Saved data entries
-*-
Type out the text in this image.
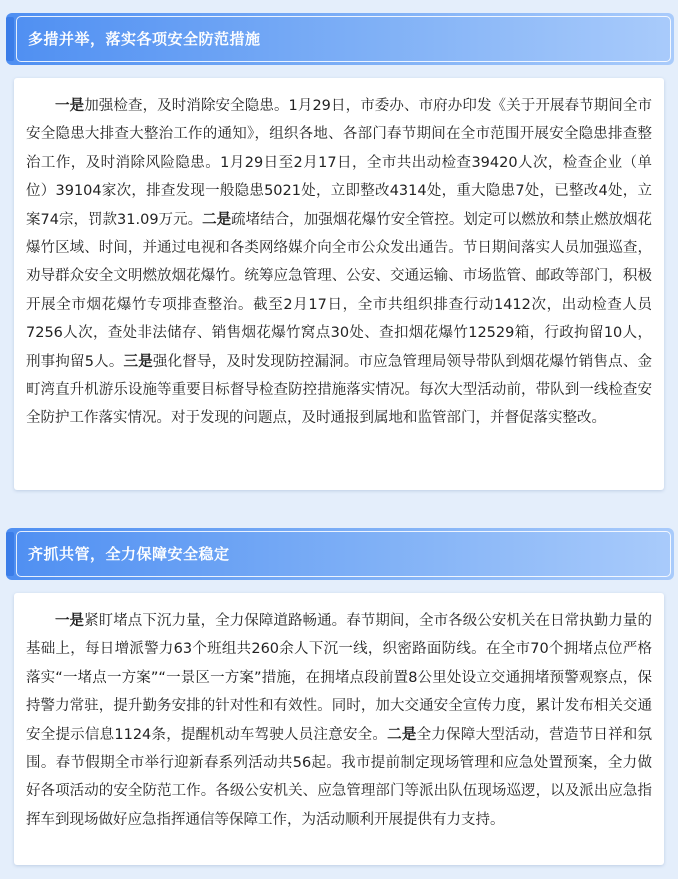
多措并举，落实各项安全防范措施

一是加强检查，及时消除安全隐患。1月29日，市委办、市府办印发《关于开展春节期间全市安全隐患大排查大整治工作的通知》，组织各地、各部门春节期间在全市范围开展安全隐患排查整治工作，及时消除风险隐患。1月29日至2月17日，全市共出动检查39420人次，检查企业（单位）39104家次，排查发现一般隐患5021处，立即整改4314处，重大隐患7处，已整改4处，立案74宗，罚款31.09万元。二是疏堵结合，加强烟花爆竹安全管控。划定可以燃放和禁止燃放烟花爆竹区域、时间，并通过电视和各类网络媒介向全市公众发出通告。节日期间落实人员加强巡查，劝导群众安全文明燃放烟花爆竹。统筹应急管理、公安、交通运输、市场监管、邮政等部门，积极开展全市烟花爆竹专项排查整治。截至2月17日，全市共组织排查行动1412次，出动检查人员7256人次，查处非法储存、销售烟花爆竹窝点30处、查扣烟花爆竹12529箱，行政拘留10人，刑事拘留5人。三是强化督导，及时发现防控漏洞。市应急管理局领导带队到烟花爆竹销售点、金町湾直升机游乐设施等重要目标督导检查防控措施落实情况。每次大型活动前，带队到一线检查安全防护工作落实情况。对于发现的问题点，及时通报到属地和监管部门，并督促落实整改。

齐抓共管，全力保障安全稳定

一是紧盯堵点下沉力量，全力保障道路畅通。春节期间，全市各级公安机关在日常执勤力量的基础上，每日增派警力63个班组共260余人下沉一线，织密路面防线。在全市70个拥堵点位严格落实“一堵点一方案”“一景区一方案”措施，在拥堵点段前置8公里处设立交通拥堵预警观察点，保持警力常驻，提升勤务安排的针对性和有效性。同时，加大交通安全宣传力度，累计发布相关交通安全提示信息1124条，提醒机动车驾驶人员注意安全。二是全力保障大型活动，营造节日祥和氛围。春节假期全市举行迎新春系列活动共56起。我市提前制定现场管理和应急处置预案，全力做好各项活动的安全防范工作。各级公安机关、应急管理部门等派出队伍现场巡逻，以及派出应急指挥车到现场做好应急指挥通信等保障工作，为活动顺利开展提供有力支持。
-*-
Copy every entry word for word, but omit the pictures.

| Task result |
Type out the text in this image.
多措并举，落实各项安全防范措施

一是加强检查，及时消除安全隐患。1月29日，市委办、市府办印发《关于开展春节期间全市安全隐患大排查大整治工作的通知》，组织各地、各部门春节期间在全市范围开展安全隐患排查整治工作，及时消除风险隐患。1月29日至2月17日，全市共出动检查39420人次，检查企业（单位）39104家次，排查发现一般隐患5021处，立即整改4314处，重大隐患7处，已整改4处，立案74宗，罚款31.09万元。二是疏堵结合，加强烟花爆竹安全管控。划定可以燃放和禁止燃放烟花爆竹区域、时间，并通过电视和各类网络媒介向全市公众发出通告。节日期间落实人员加强巡查，劝导群众安全文明燃放烟花爆竹。统筹应急管理、公安、交通运输、市场监管、邮政等部门，积极开展全市烟花爆竹专项排查整治。截至2月17日，全市共组织排查行动1412次，出动检查人员7256人次，查处非法储存、销售烟花爆竹窝点30处、查扣烟花爆竹12529箱，行政拘留10人，刑事拘留5人。三是强化督导，及时发现防控漏洞。市应急管理局领导带队到烟花爆竹销售点、金町湾直升机游乐设施等重要目标督导检查防控措施落实情况。每次大型活动前，带队到一线检查安全防护工作落实情况。对于发现的问题点，及时通报到属地和监管部门，并督促落实整改。

齐抓共管，全力保障安全稳定

一是紧盯堵点下沉力量，全力保障道路畅通。春节期间，全市各级公安机关在日常执勤力量的基础上，每日增派警力63个班组共260余人下沉一线，织密路面防线。在全市70个拥堵点位严格落实“一堵点一方案”“一景区一方案”措施，在拥堵点段前置8公里处设立交通拥堵预警观察点，保持警力常驻，提升勤务安排的针对性和有效性。同时，加大交通安全宣传力度，累计发布相关交通安全提示信息1124条，提醒机动车驾驶人员注意安全。二是全力保障大型活动，营造节日祥和氛围。春节假期全市举行迎新春系列活动共56起。我市提前制定现场管理和应急处置预案，全力做好各项活动的安全防范工作。各级公安机关、应急管理部门等派出队伍现场巡逻，以及派出应急指挥车到现场做好应急指挥通信等保障工作，为活动顺利开展提供有力支持。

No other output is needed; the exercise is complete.